Copy exactly, and only, the lines from the line containing "Extract the structured" through the last line of the records below, both included.

-- STORED DATA start --

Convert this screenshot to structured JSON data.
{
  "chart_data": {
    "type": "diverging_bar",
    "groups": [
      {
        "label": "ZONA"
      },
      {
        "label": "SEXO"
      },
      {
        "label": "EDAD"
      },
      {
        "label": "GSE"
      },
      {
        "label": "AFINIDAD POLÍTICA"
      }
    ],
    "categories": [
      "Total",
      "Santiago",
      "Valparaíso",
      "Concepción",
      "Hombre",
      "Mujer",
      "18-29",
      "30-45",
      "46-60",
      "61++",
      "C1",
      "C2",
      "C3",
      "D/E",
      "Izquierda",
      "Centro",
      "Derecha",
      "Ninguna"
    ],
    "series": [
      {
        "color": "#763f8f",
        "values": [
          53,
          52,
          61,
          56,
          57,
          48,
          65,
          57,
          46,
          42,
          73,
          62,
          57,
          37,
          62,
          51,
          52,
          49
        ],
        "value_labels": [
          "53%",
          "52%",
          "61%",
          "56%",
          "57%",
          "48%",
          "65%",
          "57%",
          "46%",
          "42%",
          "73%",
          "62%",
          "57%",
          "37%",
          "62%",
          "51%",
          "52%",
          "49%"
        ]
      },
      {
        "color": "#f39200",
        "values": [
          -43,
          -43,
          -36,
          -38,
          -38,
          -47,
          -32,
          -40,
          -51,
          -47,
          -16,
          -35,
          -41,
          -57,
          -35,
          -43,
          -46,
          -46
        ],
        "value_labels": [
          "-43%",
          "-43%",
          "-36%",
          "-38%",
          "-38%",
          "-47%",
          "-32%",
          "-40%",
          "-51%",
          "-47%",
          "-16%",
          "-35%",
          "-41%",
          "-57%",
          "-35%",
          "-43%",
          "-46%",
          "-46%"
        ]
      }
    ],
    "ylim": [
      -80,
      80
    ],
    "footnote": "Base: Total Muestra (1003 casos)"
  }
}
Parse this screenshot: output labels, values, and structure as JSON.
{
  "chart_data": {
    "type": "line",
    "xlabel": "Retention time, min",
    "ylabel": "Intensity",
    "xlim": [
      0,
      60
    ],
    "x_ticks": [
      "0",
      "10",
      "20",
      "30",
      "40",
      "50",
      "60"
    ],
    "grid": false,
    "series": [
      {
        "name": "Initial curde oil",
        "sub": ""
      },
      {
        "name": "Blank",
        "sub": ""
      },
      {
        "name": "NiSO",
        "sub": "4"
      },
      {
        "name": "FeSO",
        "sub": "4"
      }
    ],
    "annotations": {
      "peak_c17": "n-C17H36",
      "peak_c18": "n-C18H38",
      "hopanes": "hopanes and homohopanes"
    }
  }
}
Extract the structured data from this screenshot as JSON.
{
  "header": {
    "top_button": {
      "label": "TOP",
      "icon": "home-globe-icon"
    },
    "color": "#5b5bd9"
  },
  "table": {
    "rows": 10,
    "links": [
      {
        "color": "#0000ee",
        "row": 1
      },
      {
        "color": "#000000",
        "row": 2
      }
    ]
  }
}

-- STORED DATA end --

OUTPUT OF THE EXERCISE ::
Extract the structured data from this screenshot as JSON.
{
  "header": {
    "top_button": {
      "label": "TOP",
      "icon": "home-globe-icon"
    },
    "color": "#5b5bd9"
  },
  "table": {
    "rows": 10,
    "links": [
      {
        "color": "#0000ee",
        "row": 1
      },
      {
        "color": "#000000",
        "row": 2
      }
    ]
  }
}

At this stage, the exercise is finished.